::: MATERIAL FOR THE TASK
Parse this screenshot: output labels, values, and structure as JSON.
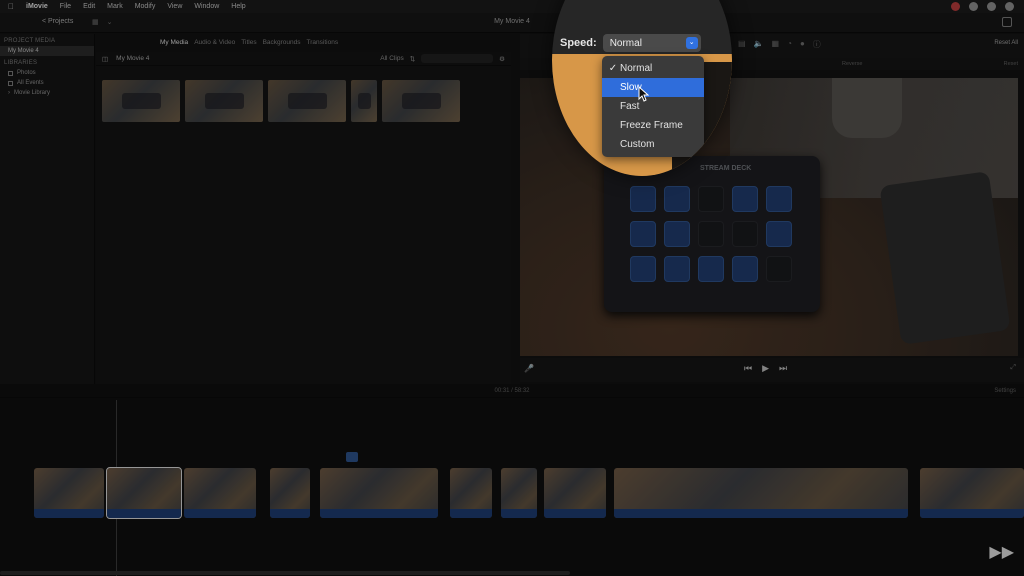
{
  "menubar": {
    "apple": "",
    "app_name": "iMovie",
    "items": [
      "File",
      "Edit",
      "Mark",
      "Modify",
      "View",
      "Window",
      "Help"
    ]
  },
  "toolbar": {
    "back_label": "< Projects",
    "title": "My Movie 4"
  },
  "sidebar": {
    "project_media_header": "PROJECT MEDIA",
    "project_item": "My Movie 4",
    "libraries_header": "LIBRARIES",
    "items": [
      "Photos",
      "All Events",
      "Movie Library"
    ]
  },
  "media_tabs": [
    "My Media",
    "Audio & Video",
    "Titles",
    "Backgrounds",
    "Transitions"
  ],
  "browser": {
    "title": "My Movie 4",
    "filter": "All Clips"
  },
  "viewer": {
    "reset_all": "Reset All",
    "reverse": "Reverse",
    "reset": "Reset",
    "deck_title": "STREAM DECK"
  },
  "timeline": {
    "timecode": "00:31 / 58:32",
    "settings": "Settings"
  },
  "speed": {
    "label": "Speed:",
    "value": "Normal",
    "options": [
      {
        "label": "Normal",
        "checked": true,
        "highlighted": false
      },
      {
        "label": "Slow",
        "checked": false,
        "highlighted": true
      },
      {
        "label": "Fast",
        "checked": false,
        "highlighted": false
      },
      {
        "label": "Freeze Frame",
        "checked": false,
        "highlighted": false
      },
      {
        "label": "Custom",
        "checked": false,
        "highlighted": false
      }
    ]
  },
  "colors": {
    "accent": "#2f6ddb",
    "clip_audio": "#1c3a6c"
  }
}
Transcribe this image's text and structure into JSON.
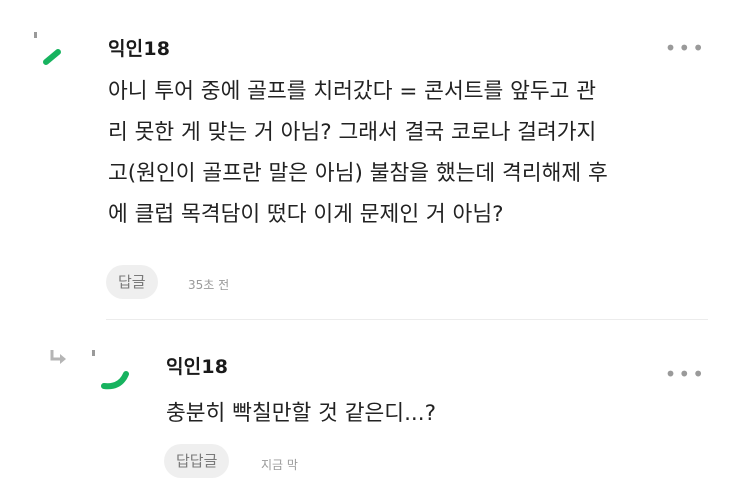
{
  "comments": [
    {
      "author": "익인18",
      "body_lines": [
        "아니 투어 중에 골프를 치러갔다 = 콘서트를 앞두고 관",
        "리 못한 게 맞는 거 아님? 그래서 결국 코로나 걸려가지",
        "고(원인이 골프란 말은 아님) 불참을 했는데 격리해제 후",
        "에 클럽 목격담이 떴다 이게 문제인 거 아님?"
      ],
      "reply_label": "답글",
      "time": "35초 전",
      "more_label": "•••"
    },
    {
      "author": "익인18",
      "body_lines": [
        "충분히 빡칠만할 것 같은디...?"
      ],
      "reply_label": "답답글",
      "time": "지금 막",
      "more_label": "•••"
    }
  ],
  "colors": {
    "avatar_green": "#17b35f",
    "avatar_dot": "#9a9a9a",
    "button_bg": "#efefef",
    "muted_text": "#9a9a9a"
  }
}
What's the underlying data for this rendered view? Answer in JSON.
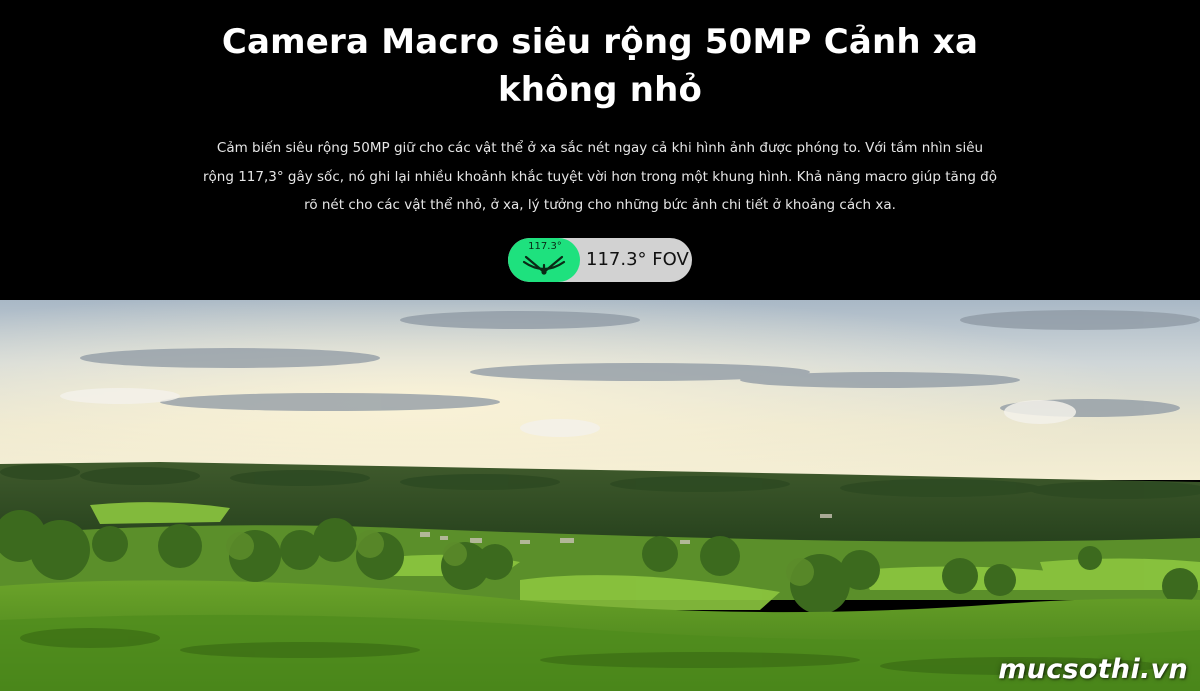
{
  "header": {
    "title": "Camera Macro siêu rộng 50MP Cảnh xa không nhỏ",
    "description": "Cảm biến siêu rộng 50MP giữ cho các vật thể ở xa sắc nét ngay cả khi hình ảnh được phóng to. Với tầm nhìn siêu rộng 117,3° gây sốc, nó ghi lại nhiều khoảnh khắc tuyệt vời hơn trong một khung hình. Khả năng macro giúp tăng độ rõ nét cho các vật thể nhỏ, ở xa, lý tưởng cho những bức ảnh chi tiết ở khoảng cách xa."
  },
  "fov_badge": {
    "icon_label": "117.3°",
    "text": "117.3° FOV",
    "icon": "field-of-view-icon",
    "accent_color": "#1ee17e",
    "pill_color": "#d2d2d2"
  },
  "photo": {
    "subject": "landscape-photo"
  },
  "watermark": {
    "text": "mucsothi.vn"
  }
}
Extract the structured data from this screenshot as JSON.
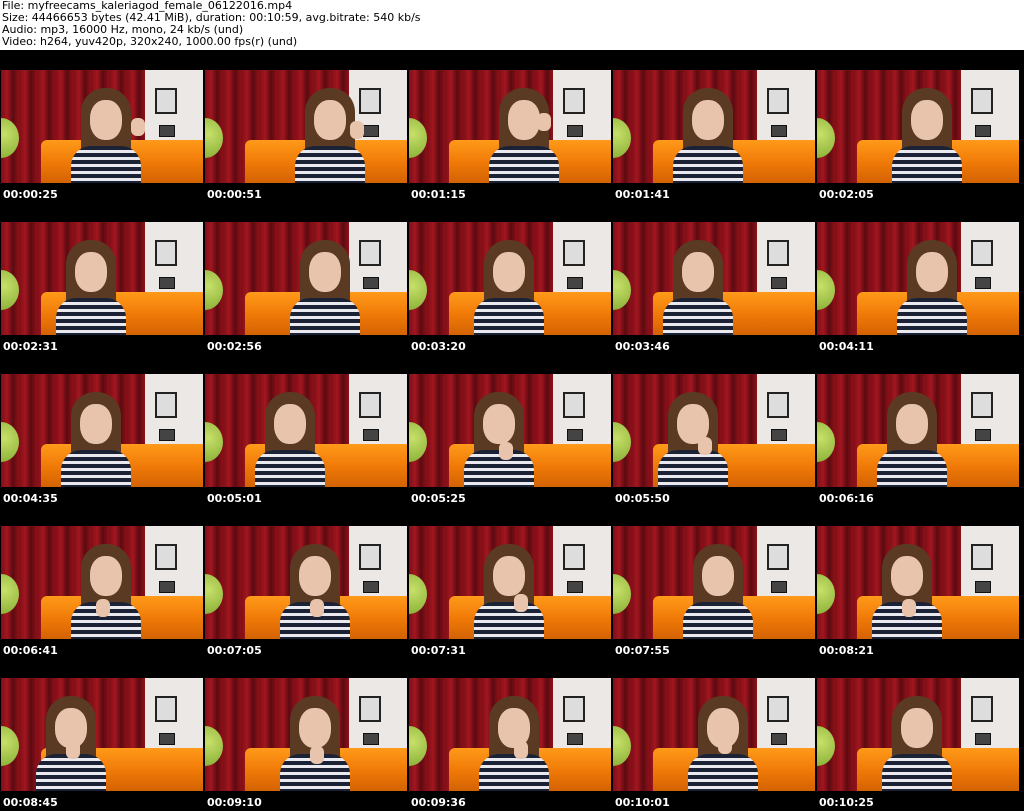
{
  "header": {
    "file_line": "File: myfreecams_kaleriagod_female_06122016.mp4",
    "size_line": "Size: 44466653 bytes (42.41 MiB), duration: 00:10:59, avg.bitrate: 540 kb/s",
    "audio_line": "Audio: mp3, 16000 Hz, mono, 24 kb/s (und)",
    "video_line": "Video: h264, yuv420p, 320x240, 1000.00 fps(r) (und)"
  },
  "thumbnails": [
    {
      "time": "00:00:25"
    },
    {
      "time": "00:00:51"
    },
    {
      "time": "00:01:15"
    },
    {
      "time": "00:01:41"
    },
    {
      "time": "00:02:05"
    },
    {
      "time": "00:02:31"
    },
    {
      "time": "00:02:56"
    },
    {
      "time": "00:03:20"
    },
    {
      "time": "00:03:46"
    },
    {
      "time": "00:04:11"
    },
    {
      "time": "00:04:35"
    },
    {
      "time": "00:05:01"
    },
    {
      "time": "00:05:25"
    },
    {
      "time": "00:05:50"
    },
    {
      "time": "00:06:16"
    },
    {
      "time": "00:06:41"
    },
    {
      "time": "00:07:05"
    },
    {
      "time": "00:07:31"
    },
    {
      "time": "00:07:55"
    },
    {
      "time": "00:08:21"
    },
    {
      "time": "00:08:45"
    },
    {
      "time": "00:09:10"
    },
    {
      "time": "00:09:36"
    },
    {
      "time": "00:10:01"
    },
    {
      "time": "00:10:25"
    }
  ],
  "colors": {
    "sheet_background": "#000000",
    "timestamp_text": "#ffffff",
    "curtain": "#8e1119",
    "couch": "#f07a08"
  }
}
::::::
> [REQUIRED WORK]: Find every line that has "rộng" in it, then return those lines.

> [RESPONSE TO THIS EXERCISE]:
    "title": "Camera Macro siêu rộng 50MP Cảnh xa không nhỏ",
    "description": "Cảm biến siêu rộng 50MP giữ cho các vật thể ở xa sắc nét ngay cả khi hình ảnh được phóng to. Với tầm nhìn siêu rộng 117,3° gây sốc, nó ghi lại nhiều khoảnh khắc tuyệt vời hơn trong một khung hình. Khả năng macro giúp tăng độ rõ nét cho các vật thể nhỏ, ở xa, lý tưởng cho những bức ảnh chi tiết ở khoảng cách xa."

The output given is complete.